RECORDS FOR THIS TASK:

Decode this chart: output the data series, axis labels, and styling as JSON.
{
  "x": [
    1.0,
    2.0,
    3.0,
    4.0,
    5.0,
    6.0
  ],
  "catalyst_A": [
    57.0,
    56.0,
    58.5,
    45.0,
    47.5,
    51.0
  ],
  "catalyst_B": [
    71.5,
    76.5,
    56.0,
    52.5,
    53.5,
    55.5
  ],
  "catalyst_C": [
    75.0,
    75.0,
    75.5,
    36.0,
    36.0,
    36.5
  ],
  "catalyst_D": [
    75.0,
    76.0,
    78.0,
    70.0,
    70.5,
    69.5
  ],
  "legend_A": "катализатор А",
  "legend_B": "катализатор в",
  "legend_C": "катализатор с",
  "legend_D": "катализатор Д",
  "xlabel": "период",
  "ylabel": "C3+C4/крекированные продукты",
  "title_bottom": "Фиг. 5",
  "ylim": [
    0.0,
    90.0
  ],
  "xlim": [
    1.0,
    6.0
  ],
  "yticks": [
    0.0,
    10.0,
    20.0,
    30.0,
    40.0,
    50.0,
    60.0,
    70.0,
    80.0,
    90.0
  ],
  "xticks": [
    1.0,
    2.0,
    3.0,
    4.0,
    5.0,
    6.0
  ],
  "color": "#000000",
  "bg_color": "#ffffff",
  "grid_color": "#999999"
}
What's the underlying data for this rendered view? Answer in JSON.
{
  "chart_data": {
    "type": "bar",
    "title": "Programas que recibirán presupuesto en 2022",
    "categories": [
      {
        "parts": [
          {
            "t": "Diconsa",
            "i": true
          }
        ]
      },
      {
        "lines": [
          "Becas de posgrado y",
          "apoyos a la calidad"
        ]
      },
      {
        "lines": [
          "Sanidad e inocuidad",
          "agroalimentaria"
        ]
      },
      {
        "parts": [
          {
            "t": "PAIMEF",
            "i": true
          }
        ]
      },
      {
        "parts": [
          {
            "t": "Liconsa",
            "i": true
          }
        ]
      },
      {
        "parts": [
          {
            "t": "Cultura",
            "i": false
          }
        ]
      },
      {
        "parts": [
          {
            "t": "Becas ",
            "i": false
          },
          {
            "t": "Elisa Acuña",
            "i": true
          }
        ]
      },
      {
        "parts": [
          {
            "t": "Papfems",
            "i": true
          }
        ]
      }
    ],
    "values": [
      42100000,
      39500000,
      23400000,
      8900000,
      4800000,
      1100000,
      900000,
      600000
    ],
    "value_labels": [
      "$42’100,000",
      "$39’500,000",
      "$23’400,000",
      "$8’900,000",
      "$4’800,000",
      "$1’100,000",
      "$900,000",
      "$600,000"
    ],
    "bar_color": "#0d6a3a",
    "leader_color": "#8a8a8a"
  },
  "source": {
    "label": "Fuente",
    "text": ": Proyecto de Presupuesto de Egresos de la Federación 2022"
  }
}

PROBLEM:
Please reproduce each record precisely as written.

EXERCISE RESPONSE:
Decode this chart: output the data series, axis labels, and styling as JSON.
{
  "x": [
    1.0,
    2.0,
    3.0,
    4.0,
    5.0,
    6.0
  ],
  "catalyst_A": [
    57.0,
    56.0,
    58.5,
    45.0,
    47.5,
    51.0
  ],
  "catalyst_B": [
    71.5,
    76.5,
    56.0,
    52.5,
    53.5,
    55.5
  ],
  "catalyst_C": [
    75.0,
    75.0,
    75.5,
    36.0,
    36.0,
    36.5
  ],
  "catalyst_D": [
    75.0,
    76.0,
    78.0,
    70.0,
    70.5,
    69.5
  ],
  "legend_A": "катализатор А",
  "legend_B": "катализатор в",
  "legend_C": "катализатор с",
  "legend_D": "катализатор Д",
  "xlabel": "период",
  "ylabel": "C3+C4/крекированные продукты",
  "title_bottom": "Фиг. 5",
  "ylim": [
    0.0,
    90.0
  ],
  "xlim": [
    1.0,
    6.0
  ],
  "yticks": [
    0.0,
    10.0,
    20.0,
    30.0,
    40.0,
    50.0,
    60.0,
    70.0,
    80.0,
    90.0
  ],
  "xticks": [
    1.0,
    2.0,
    3.0,
    4.0,
    5.0,
    6.0
  ],
  "color": "#000000",
  "bg_color": "#ffffff",
  "grid_color": "#999999"
}
What's the underlying data for this rendered view? Answer in JSON.
{
  "chart_data": {
    "type": "bar",
    "title": "Programas que recibirán presupuesto en 2022",
    "categories": [
      {
        "parts": [
          {
            "t": "Diconsa",
            "i": true
          }
        ]
      },
      {
        "lines": [
          "Becas de posgrado y",
          "apoyos a la calidad"
        ]
      },
      {
        "lines": [
          "Sanidad e inocuidad",
          "agroalimentaria"
        ]
      },
      {
        "parts": [
          {
            "t": "PAIMEF",
            "i": true
          }
        ]
      },
      {
        "parts": [
          {
            "t": "Liconsa",
            "i": true
          }
        ]
      },
      {
        "parts": [
          {
            "t": "Cultura",
            "i": false
          }
        ]
      },
      {
        "parts": [
          {
            "t": "Becas ",
            "i": false
          },
          {
            "t": "Elisa Acuña",
            "i": true
          }
        ]
      },
      {
        "parts": [
          {
            "t": "Papfems",
            "i": true
          }
        ]
      }
    ],
    "values": [
      42100000,
      39500000,
      23400000,
      8900000,
      4800000,
      1100000,
      900000,
      600000
    ],
    "value_labels": [
      "$42’100,000",
      "$39’500,000",
      "$23’400,000",
      "$8’900,000",
      "$4’800,000",
      "$1’100,000",
      "$900,000",
      "$600,000"
    ],
    "bar_color": "#0d6a3a",
    "leader_color": "#8a8a8a"
  },
  "source": {
    "label": "Fuente",
    "text": ": Proyecto de Presupuesto de Egresos de la Federación 2022"
  }
}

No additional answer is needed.